→ **Activities**:
A. In the passage on carnivore teeth, what joint in the human body does the text compare a cat's jaw hinge to?
B. In the passage on carnivore teeth, rewrite the paragraph beginning "For herbivores, conversely" as a short list that keeps its main facts.

→ **Passage**:
Carnivore Teeth Aren’t Made for Cereal

You know how when we humans chew there’s a back-and-forth and side-to-side action happening with the teeth? The movement that makes it possible for you to jut your lower row of teeth out in front of your upper row of teeth? Or that lets you move the lower jaw left and right? Not so with our cat carnivores. For them, the lower jaw cannot move forward and has very limited side-to-side motion. The jaw on a cat is a simple hinge joint that lies on the same plane of the teeth; the hinge pivots. It’s a lot like your knee joint.

When the jaw of a carnivore closes, the blade-shaped teeth at the cheek slide past each other and that’s what allows them to shear meat off of bone. As the jaw moves, the temporarilis muscle triggers the movement of the jaw.

For herbivores, conversely, the chewing action involving forward and backward and side-to-side movement of the lower jaw pushes food back and forth into the grinding teeth – with the help from tongue and cheek muscles. This is a brilliant design that lets herbivores mechanically break down the cell walls of plants.

Carnivores, omnivores, and herbivores have very different teeth. And those teeth point us to a greater understanding of what a species-appropriate diet ought to be for each.

Meanwhile, a carbohydrate-digesting enzyme – sailvary amylase kicks into action and breaks down starchy carbohydrates. Cats don’t produce salivary amylase.

So as we travel along the path of food making its way through a cat – before we even GET to the stomach and intestines – already our cat’s physical makeup and biology is telling us about their carnivore status.

→ **Provided data**:

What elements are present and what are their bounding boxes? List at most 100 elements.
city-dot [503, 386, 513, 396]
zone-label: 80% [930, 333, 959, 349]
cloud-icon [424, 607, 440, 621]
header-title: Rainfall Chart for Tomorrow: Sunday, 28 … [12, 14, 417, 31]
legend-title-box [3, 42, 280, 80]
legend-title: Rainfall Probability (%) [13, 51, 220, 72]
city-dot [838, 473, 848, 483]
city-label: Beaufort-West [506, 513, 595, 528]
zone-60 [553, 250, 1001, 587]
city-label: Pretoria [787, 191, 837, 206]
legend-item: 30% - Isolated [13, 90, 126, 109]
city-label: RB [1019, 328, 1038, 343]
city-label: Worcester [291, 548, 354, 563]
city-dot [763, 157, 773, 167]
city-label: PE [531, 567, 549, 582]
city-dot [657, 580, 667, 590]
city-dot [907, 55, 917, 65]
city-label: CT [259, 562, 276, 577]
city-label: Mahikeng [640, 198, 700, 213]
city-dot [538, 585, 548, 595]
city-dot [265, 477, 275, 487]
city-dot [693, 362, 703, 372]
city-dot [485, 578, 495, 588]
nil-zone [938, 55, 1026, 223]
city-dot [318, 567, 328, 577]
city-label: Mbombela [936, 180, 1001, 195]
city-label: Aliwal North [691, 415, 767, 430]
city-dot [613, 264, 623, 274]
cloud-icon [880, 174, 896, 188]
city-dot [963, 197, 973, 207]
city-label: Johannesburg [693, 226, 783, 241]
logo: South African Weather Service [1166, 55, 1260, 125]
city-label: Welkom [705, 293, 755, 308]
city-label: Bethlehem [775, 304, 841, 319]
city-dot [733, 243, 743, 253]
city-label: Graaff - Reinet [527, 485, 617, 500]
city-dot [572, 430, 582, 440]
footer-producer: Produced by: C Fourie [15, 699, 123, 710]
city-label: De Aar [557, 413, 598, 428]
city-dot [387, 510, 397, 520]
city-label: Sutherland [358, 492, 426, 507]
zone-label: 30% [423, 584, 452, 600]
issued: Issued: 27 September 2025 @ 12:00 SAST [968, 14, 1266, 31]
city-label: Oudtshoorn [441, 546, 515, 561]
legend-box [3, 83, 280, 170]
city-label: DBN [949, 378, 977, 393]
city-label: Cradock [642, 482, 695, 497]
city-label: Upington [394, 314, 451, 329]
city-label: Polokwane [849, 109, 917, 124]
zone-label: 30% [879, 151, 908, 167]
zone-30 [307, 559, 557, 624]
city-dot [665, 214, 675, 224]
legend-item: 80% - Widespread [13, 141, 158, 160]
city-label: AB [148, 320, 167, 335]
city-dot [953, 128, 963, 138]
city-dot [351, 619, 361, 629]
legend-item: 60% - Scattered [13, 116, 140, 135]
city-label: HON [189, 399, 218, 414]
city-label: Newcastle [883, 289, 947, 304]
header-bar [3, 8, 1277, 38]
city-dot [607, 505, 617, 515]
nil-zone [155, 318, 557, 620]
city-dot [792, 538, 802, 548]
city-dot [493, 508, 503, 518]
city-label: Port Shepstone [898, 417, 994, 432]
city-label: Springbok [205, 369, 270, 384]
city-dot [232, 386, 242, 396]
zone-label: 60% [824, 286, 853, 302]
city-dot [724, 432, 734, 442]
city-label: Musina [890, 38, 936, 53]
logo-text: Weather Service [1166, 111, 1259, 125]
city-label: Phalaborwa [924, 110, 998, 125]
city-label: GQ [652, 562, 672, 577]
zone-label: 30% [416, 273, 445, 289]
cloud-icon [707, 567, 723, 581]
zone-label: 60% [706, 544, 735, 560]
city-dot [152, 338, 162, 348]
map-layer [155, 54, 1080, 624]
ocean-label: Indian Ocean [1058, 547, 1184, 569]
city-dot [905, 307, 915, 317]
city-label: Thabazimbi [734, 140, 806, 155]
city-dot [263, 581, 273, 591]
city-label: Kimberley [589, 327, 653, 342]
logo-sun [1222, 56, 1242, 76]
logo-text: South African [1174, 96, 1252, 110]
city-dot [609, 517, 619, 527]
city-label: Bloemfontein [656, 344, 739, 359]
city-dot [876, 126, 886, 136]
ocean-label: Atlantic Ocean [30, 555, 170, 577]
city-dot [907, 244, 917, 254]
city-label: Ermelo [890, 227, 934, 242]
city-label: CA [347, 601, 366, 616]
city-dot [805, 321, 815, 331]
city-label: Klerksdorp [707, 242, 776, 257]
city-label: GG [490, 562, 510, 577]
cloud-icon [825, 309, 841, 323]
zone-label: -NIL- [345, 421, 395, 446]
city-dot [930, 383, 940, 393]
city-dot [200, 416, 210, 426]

→ **Answers to the tasks**:
A. The knee joint.

B.
- Herbivores chew by moving the lower jaw forward, backward and side to side.
- This motion, helped by the tongue and cheek muscles, pushes food back and forth into the grinding teeth.
- The design lets herbivores mechanically break down plant cell walls.